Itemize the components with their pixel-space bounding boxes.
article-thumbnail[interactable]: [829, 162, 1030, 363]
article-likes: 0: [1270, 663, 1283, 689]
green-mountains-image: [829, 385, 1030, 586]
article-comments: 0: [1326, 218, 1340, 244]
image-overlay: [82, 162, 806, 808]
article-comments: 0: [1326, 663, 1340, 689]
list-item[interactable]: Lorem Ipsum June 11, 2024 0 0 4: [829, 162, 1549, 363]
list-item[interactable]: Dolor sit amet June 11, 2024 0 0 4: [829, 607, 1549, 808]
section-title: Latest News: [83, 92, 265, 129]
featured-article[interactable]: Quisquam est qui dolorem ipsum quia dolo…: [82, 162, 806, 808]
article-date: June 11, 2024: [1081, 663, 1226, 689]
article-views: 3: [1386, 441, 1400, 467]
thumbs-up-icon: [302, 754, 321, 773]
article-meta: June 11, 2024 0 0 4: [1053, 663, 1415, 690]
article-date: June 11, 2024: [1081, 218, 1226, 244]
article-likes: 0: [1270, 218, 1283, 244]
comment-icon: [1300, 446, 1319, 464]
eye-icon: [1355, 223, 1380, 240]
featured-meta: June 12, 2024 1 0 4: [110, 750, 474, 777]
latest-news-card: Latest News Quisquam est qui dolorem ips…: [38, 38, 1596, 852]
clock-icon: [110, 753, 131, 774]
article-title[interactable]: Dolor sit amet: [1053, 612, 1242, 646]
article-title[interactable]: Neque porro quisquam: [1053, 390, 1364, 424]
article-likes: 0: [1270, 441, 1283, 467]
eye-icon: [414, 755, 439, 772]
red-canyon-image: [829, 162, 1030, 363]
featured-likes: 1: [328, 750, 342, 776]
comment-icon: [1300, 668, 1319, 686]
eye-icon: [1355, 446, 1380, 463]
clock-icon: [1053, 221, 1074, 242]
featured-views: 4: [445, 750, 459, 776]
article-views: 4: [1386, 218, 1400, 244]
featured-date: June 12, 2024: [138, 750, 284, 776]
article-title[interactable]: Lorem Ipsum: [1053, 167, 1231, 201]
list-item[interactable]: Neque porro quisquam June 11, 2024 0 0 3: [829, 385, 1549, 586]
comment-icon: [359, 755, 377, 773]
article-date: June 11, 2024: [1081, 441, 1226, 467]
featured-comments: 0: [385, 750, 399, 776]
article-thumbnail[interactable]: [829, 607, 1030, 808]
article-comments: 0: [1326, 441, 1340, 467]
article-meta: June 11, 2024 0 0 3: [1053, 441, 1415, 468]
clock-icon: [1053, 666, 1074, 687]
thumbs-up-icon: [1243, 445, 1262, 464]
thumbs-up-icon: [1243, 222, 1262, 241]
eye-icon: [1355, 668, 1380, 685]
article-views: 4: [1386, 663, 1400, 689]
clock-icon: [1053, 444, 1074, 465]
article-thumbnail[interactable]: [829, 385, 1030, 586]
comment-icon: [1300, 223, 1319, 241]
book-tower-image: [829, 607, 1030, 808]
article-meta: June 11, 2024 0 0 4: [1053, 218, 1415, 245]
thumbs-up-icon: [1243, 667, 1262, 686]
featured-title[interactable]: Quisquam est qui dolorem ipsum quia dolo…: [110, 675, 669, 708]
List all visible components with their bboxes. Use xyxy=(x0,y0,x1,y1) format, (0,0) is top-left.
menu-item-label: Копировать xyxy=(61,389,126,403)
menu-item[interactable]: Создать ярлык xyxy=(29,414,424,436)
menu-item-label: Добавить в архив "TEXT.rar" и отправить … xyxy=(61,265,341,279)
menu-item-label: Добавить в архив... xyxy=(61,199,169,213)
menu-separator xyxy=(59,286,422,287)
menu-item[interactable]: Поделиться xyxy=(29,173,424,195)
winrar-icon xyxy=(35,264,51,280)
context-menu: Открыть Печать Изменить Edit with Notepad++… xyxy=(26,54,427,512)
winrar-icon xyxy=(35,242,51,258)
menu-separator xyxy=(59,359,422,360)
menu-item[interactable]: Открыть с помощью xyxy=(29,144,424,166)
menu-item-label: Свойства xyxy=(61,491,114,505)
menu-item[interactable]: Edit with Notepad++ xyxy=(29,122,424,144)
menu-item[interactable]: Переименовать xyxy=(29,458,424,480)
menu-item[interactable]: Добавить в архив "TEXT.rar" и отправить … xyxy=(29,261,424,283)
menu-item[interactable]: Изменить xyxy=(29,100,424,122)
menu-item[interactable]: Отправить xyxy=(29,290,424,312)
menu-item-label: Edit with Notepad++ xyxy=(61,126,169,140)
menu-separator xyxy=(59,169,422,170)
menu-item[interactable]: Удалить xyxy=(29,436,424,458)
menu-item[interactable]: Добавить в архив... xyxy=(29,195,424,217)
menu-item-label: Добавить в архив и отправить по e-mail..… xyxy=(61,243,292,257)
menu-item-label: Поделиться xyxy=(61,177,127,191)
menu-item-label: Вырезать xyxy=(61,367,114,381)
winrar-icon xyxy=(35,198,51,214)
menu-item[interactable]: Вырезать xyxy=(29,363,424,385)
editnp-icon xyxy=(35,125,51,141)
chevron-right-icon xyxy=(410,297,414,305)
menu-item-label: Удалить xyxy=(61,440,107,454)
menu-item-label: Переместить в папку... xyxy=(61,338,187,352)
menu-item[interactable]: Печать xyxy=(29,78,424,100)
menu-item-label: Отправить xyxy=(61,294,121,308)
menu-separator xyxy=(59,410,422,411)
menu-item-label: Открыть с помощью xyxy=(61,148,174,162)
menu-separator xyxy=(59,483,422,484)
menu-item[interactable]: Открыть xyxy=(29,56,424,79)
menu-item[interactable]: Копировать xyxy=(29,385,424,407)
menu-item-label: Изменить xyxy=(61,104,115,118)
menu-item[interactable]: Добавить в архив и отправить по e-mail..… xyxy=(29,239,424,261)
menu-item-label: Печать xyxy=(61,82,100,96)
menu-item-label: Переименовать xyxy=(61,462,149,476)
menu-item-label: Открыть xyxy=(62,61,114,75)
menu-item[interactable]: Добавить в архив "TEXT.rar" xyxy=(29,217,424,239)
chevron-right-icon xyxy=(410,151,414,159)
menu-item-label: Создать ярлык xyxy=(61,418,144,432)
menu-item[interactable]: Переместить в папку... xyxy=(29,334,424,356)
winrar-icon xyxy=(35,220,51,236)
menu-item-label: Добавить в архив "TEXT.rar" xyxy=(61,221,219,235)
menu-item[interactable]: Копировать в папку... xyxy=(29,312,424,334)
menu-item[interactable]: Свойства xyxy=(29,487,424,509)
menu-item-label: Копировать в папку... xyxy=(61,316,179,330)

═══

▶ [The problem] Rewrite all of the records above, switching every "eye-icon" to "view-icon" and leaving everything else unchanged.

▶ [Answer in full]
Itemize the components with their pixel-space bounding boxes.
article-thumbnail[interactable]: [829, 162, 1030, 363]
article-likes: 0: [1270, 663, 1283, 689]
green-mountains-image: [829, 385, 1030, 586]
article-comments: 0: [1326, 218, 1340, 244]
image-overlay: [82, 162, 806, 808]
article-comments: 0: [1326, 663, 1340, 689]
list-item[interactable]: Lorem Ipsum June 11, 2024 0 0 4: [829, 162, 1549, 363]
list-item[interactable]: Dolor sit amet June 11, 2024 0 0 4: [829, 607, 1549, 808]
section-title: Latest News: [83, 92, 265, 129]
featured-article[interactable]: Quisquam est qui dolorem ipsum quia dolo…: [82, 162, 806, 808]
article-date: June 11, 2024: [1081, 663, 1226, 689]
article-views: 3: [1386, 441, 1400, 467]
thumbs-up-icon: [302, 754, 321, 773]
article-meta: June 11, 2024 0 0 4: [1053, 663, 1415, 690]
article-date: June 11, 2024: [1081, 218, 1226, 244]
article-likes: 0: [1270, 218, 1283, 244]
comment-icon: [1300, 446, 1319, 464]
view-icon: [1355, 223, 1380, 240]
featured-meta: June 12, 2024 1 0 4: [110, 750, 474, 777]
latest-news-card: Latest News Quisquam est qui dolorem ips…: [38, 38, 1596, 852]
clock-icon: [110, 753, 131, 774]
article-title[interactable]: Dolor sit amet: [1053, 612, 1242, 646]
article-title[interactable]: Neque porro quisquam: [1053, 390, 1364, 424]
article-likes: 0: [1270, 441, 1283, 467]
view-icon: [414, 755, 439, 772]
red-canyon-image: [829, 162, 1030, 363]
featured-likes: 1: [328, 750, 342, 776]
comment-icon: [1300, 668, 1319, 686]
view-icon: [1355, 446, 1380, 463]
clock-icon: [1053, 221, 1074, 242]
featured-views: 4: [445, 750, 459, 776]
article-views: 4: [1386, 218, 1400, 244]
featured-date: June 12, 2024: [138, 750, 284, 776]
article-title[interactable]: Lorem Ipsum: [1053, 167, 1231, 201]
list-item[interactable]: Neque porro quisquam June 11, 2024 0 0 3: [829, 385, 1549, 586]
comment-icon: [359, 755, 377, 773]
article-date: June 11, 2024: [1081, 441, 1226, 467]
featured-comments: 0: [385, 750, 399, 776]
article-thumbnail[interactable]: [829, 607, 1030, 808]
article-comments: 0: [1326, 441, 1340, 467]
article-meta: June 11, 2024 0 0 3: [1053, 441, 1415, 468]
clock-icon: [1053, 666, 1074, 687]
thumbs-up-icon: [1243, 445, 1262, 464]
thumbs-up-icon: [1243, 222, 1262, 241]
view-icon: [1355, 668, 1380, 685]
article-views: 4: [1386, 663, 1400, 689]
clock-icon: [1053, 444, 1074, 465]
article-thumbnail[interactable]: [829, 385, 1030, 586]
comment-icon: [1300, 223, 1319, 241]
book-tower-image: [829, 607, 1030, 808]
article-meta: June 11, 2024 0 0 4: [1053, 218, 1415, 245]
thumbs-up-icon: [1243, 667, 1262, 686]
featured-title[interactable]: Quisquam est qui dolorem ipsum quia dolo…: [110, 675, 669, 708]
List all visible components with their bboxes. Use xyxy=(x0,y0,x1,y1) format, (0,0) is top-left.
menu-item-label: Копировать xyxy=(61,389,126,403)
menu-item[interactable]: Создать ярлык xyxy=(29,414,424,436)
menu-item-label: Добавить в архив "TEXT.rar" и отправить … xyxy=(61,265,341,279)
menu-item-label: Добавить в архив... xyxy=(61,199,169,213)
menu-separator xyxy=(59,286,422,287)
menu-item[interactable]: Поделиться xyxy=(29,173,424,195)
winrar-icon xyxy=(35,264,51,280)
context-menu: Открыть Печать Изменить Edit with Notepad++… xyxy=(26,54,427,512)
winrar-icon xyxy=(35,242,51,258)
menu-separator xyxy=(59,359,422,360)
menu-item[interactable]: Открыть с помощью xyxy=(29,144,424,166)
menu-item-label: Свойства xyxy=(61,491,114,505)
menu-item[interactable]: Edit with Notepad++ xyxy=(29,122,424,144)
menu-item[interactable]: Переименовать xyxy=(29,458,424,480)
menu-item[interactable]: Добавить в архив "TEXT.rar" и отправить … xyxy=(29,261,424,283)
menu-item[interactable]: Изменить xyxy=(29,100,424,122)
menu-item[interactable]: Отправить xyxy=(29,290,424,312)
menu-item-label: Edit with Notepad++ xyxy=(61,126,169,140)
menu-separator xyxy=(59,169,422,170)
menu-item[interactable]: Удалить xyxy=(29,436,424,458)
menu-item[interactable]: Добавить в архив... xyxy=(29,195,424,217)
menu-item-label: Добавить в архив и отправить по e-mail..… xyxy=(61,243,292,257)
menu-item-label: Поделиться xyxy=(61,177,127,191)
menu-item-label: Вырезать xyxy=(61,367,114,381)
winrar-icon xyxy=(35,198,51,214)
menu-item[interactable]: Вырезать xyxy=(29,363,424,385)
editnp-icon xyxy=(35,125,51,141)
chevron-right-icon xyxy=(410,297,414,305)
menu-item-label: Удалить xyxy=(61,440,107,454)
menu-item-label: Переместить в папку... xyxy=(61,338,187,352)
menu-item[interactable]: Печать xyxy=(29,78,424,100)
menu-item-label: Отправить xyxy=(61,294,121,308)
menu-separator xyxy=(59,410,422,411)
menu-item-label: Открыть с помощью xyxy=(61,148,174,162)
menu-separator xyxy=(59,483,422,484)
menu-item[interactable]: Открыть xyxy=(29,56,424,79)
menu-item[interactable]: Копировать xyxy=(29,385,424,407)
menu-item-label: Изменить xyxy=(61,104,115,118)
menu-item[interactable]: Добавить в архив и отправить по e-mail..… xyxy=(29,239,424,261)
menu-item-label: Печать xyxy=(61,82,100,96)
menu-item-label: Переименовать xyxy=(61,462,149,476)
menu-item-label: Открыть xyxy=(62,61,114,75)
menu-item[interactable]: Добавить в архив "TEXT.rar" xyxy=(29,217,424,239)
chevron-right-icon xyxy=(410,151,414,159)
menu-item-label: Создать ярлык xyxy=(61,418,144,432)
menu-item[interactable]: Переместить в папку... xyxy=(29,334,424,356)
winrar-icon xyxy=(35,220,51,236)
menu-item-label: Добавить в архив "TEXT.rar" xyxy=(61,221,219,235)
menu-item[interactable]: Копировать в папку... xyxy=(29,312,424,334)
menu-item[interactable]: Свойства xyxy=(29,487,424,509)
menu-item-label: Копировать в папку... xyxy=(61,316,179,330)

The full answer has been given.